[Instructions for the task] Go through the lines below and copy each one that holds the string "JSON".

[Data entries for graphics]

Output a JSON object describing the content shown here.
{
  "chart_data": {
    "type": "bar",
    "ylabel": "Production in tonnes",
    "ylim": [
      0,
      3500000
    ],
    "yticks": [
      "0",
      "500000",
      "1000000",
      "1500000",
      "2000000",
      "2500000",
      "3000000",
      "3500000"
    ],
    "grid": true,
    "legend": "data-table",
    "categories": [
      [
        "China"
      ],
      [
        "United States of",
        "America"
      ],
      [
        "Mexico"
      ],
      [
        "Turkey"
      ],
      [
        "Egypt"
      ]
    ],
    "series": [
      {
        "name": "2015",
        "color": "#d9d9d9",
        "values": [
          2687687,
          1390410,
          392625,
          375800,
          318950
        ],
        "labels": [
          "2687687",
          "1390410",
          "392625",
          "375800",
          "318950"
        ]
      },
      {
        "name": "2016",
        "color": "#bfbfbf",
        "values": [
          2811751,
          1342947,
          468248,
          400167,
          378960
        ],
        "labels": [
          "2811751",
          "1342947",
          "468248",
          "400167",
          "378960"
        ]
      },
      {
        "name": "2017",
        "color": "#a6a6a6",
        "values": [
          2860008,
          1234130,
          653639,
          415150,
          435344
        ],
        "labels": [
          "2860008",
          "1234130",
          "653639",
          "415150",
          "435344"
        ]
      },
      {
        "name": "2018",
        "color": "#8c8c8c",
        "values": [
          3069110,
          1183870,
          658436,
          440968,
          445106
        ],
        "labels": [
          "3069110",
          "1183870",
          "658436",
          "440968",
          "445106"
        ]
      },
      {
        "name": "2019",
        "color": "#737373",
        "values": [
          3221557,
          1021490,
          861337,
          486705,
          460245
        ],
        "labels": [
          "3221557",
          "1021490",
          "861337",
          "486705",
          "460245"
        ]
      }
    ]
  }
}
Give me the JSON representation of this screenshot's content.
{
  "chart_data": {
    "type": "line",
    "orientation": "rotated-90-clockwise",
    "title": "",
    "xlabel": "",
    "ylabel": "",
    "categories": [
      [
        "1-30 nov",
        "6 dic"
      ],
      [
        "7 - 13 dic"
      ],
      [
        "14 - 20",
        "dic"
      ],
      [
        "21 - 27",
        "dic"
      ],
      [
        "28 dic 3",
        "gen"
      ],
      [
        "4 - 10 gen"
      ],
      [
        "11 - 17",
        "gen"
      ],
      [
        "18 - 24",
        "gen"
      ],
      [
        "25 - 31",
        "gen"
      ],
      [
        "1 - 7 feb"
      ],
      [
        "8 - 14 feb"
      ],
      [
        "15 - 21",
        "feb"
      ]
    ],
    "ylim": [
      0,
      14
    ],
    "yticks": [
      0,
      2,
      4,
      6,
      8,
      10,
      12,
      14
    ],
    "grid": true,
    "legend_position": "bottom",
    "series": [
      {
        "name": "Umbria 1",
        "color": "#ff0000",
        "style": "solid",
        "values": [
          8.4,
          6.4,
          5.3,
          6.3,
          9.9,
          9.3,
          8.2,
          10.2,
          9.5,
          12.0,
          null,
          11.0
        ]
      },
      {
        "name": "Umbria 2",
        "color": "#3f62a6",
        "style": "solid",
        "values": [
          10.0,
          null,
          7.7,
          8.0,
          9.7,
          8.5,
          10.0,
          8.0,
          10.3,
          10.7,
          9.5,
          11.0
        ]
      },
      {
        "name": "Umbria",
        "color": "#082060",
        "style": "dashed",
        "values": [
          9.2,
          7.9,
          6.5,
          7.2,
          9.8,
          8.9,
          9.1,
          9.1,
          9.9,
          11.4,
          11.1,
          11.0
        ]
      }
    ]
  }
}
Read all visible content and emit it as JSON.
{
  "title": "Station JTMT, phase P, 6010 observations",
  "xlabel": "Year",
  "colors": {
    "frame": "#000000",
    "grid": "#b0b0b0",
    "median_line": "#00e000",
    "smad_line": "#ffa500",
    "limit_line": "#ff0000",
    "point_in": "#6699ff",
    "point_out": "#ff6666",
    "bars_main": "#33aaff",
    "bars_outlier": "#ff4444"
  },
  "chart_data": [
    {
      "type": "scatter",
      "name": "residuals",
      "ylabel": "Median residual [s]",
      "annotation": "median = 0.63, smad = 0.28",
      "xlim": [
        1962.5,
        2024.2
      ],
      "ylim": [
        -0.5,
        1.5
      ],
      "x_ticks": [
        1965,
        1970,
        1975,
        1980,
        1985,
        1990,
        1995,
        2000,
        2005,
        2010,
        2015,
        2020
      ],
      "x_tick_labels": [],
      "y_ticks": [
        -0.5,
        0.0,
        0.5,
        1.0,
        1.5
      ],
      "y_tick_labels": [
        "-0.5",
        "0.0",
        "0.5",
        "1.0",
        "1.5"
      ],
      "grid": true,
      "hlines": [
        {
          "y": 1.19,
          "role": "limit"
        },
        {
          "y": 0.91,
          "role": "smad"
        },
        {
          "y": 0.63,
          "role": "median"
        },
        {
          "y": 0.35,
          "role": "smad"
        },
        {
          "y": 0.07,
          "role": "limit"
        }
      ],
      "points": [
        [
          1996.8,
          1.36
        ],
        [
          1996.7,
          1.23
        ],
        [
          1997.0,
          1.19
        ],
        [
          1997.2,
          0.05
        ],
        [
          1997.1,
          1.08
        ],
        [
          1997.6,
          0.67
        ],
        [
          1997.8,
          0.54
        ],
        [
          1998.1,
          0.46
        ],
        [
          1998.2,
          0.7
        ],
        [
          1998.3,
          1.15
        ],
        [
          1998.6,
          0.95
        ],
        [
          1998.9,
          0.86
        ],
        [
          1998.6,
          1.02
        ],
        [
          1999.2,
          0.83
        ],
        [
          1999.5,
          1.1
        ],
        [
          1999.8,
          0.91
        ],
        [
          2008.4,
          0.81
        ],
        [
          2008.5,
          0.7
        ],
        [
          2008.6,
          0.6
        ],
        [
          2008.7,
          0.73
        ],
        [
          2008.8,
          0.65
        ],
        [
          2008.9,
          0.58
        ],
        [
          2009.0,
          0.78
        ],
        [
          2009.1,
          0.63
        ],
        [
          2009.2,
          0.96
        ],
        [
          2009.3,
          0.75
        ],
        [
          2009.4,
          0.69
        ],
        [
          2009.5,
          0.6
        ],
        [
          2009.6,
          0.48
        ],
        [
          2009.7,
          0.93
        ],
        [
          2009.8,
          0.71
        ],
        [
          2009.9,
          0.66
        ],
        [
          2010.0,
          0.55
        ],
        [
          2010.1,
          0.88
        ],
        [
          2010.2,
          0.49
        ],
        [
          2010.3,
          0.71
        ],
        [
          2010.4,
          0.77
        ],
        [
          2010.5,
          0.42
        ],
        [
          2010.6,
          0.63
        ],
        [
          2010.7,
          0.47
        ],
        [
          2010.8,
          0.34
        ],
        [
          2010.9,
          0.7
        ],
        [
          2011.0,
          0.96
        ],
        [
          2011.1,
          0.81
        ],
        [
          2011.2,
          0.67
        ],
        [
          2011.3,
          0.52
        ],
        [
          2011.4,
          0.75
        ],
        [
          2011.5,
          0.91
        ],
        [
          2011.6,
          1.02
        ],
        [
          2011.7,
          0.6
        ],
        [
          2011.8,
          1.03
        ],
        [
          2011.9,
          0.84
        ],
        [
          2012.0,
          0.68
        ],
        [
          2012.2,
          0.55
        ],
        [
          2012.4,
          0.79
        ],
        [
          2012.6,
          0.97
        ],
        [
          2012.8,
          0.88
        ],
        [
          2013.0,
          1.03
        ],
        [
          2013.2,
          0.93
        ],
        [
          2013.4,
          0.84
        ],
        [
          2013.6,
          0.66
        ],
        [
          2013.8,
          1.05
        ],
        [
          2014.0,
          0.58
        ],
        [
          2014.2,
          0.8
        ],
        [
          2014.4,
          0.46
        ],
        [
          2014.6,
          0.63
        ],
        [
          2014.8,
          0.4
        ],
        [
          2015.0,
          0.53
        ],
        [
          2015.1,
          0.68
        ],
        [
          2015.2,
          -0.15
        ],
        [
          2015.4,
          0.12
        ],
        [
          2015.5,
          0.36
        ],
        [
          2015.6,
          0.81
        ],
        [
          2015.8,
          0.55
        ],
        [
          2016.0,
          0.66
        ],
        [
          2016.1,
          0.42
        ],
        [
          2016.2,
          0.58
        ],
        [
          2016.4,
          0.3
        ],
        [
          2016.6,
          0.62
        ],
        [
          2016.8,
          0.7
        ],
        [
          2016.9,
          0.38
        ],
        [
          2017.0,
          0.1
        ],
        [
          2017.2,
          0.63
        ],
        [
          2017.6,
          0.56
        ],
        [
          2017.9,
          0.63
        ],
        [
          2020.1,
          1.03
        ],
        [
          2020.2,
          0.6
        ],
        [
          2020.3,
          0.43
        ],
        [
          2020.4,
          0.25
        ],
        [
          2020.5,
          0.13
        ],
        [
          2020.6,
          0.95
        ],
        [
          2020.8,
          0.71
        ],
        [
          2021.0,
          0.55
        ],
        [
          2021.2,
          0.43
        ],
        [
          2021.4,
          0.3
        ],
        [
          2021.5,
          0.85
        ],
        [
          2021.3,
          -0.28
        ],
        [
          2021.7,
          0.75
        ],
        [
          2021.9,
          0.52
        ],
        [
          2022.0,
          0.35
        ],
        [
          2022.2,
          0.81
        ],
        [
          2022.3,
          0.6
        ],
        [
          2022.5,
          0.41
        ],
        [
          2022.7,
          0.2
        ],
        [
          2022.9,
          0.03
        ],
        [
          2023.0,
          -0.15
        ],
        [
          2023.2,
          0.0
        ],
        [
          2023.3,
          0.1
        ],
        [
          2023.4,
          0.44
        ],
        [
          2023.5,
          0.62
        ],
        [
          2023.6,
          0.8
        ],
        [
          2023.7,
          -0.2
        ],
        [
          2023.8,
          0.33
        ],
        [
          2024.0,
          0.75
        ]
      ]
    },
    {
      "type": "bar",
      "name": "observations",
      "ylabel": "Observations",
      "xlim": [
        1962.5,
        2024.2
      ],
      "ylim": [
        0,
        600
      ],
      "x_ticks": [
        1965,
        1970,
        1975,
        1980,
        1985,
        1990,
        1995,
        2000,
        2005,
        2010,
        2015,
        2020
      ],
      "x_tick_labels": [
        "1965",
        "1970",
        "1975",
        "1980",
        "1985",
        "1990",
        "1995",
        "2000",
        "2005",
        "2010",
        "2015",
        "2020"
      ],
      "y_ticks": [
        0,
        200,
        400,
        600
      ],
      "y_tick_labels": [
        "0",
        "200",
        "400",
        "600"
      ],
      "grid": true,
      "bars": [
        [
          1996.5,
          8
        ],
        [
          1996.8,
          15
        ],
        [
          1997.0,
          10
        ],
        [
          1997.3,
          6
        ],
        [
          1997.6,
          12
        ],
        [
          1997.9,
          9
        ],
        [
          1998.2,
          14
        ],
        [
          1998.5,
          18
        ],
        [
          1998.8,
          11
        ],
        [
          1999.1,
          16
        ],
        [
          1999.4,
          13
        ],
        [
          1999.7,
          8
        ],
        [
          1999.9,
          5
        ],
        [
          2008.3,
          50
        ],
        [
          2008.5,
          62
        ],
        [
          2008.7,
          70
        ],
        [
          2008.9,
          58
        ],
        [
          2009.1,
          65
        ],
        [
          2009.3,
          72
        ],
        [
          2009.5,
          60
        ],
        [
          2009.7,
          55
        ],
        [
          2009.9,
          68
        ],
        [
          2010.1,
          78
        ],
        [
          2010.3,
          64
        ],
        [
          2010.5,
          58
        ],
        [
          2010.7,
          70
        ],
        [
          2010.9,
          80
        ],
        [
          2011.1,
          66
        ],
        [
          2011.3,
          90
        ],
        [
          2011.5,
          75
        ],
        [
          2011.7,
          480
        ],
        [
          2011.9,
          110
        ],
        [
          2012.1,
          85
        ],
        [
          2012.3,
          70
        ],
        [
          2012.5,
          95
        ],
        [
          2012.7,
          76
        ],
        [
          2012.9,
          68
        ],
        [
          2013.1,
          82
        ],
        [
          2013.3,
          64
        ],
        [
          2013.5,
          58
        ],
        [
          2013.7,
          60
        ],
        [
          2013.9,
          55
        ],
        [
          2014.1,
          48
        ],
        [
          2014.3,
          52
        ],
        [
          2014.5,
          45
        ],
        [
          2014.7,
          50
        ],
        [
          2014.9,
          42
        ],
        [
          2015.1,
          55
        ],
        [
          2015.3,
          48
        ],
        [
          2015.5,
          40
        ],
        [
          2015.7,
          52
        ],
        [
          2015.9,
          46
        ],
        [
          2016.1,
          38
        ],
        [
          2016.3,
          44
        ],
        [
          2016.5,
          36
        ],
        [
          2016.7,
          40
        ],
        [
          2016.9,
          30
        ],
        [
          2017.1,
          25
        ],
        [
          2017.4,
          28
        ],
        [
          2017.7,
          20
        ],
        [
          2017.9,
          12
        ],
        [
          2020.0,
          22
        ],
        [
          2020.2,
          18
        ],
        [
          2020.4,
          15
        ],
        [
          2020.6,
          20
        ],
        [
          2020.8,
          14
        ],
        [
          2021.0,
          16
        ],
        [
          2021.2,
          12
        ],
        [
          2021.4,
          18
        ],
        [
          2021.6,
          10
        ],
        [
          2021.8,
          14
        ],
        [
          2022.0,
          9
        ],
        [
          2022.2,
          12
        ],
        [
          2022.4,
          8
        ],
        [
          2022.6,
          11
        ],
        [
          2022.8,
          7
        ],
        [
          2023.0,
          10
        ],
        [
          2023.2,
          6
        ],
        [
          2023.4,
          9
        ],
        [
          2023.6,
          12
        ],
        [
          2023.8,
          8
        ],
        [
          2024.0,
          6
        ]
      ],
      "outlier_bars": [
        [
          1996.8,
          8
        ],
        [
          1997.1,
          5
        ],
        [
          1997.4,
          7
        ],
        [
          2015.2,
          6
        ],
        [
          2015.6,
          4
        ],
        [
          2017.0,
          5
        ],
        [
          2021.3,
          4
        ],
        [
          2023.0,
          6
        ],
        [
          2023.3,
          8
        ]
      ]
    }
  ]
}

[Response to this task]
Output a JSON object describing the content shown here.
Give me the JSON representation of this screenshot's content.
Read all visible content and emit it as JSON.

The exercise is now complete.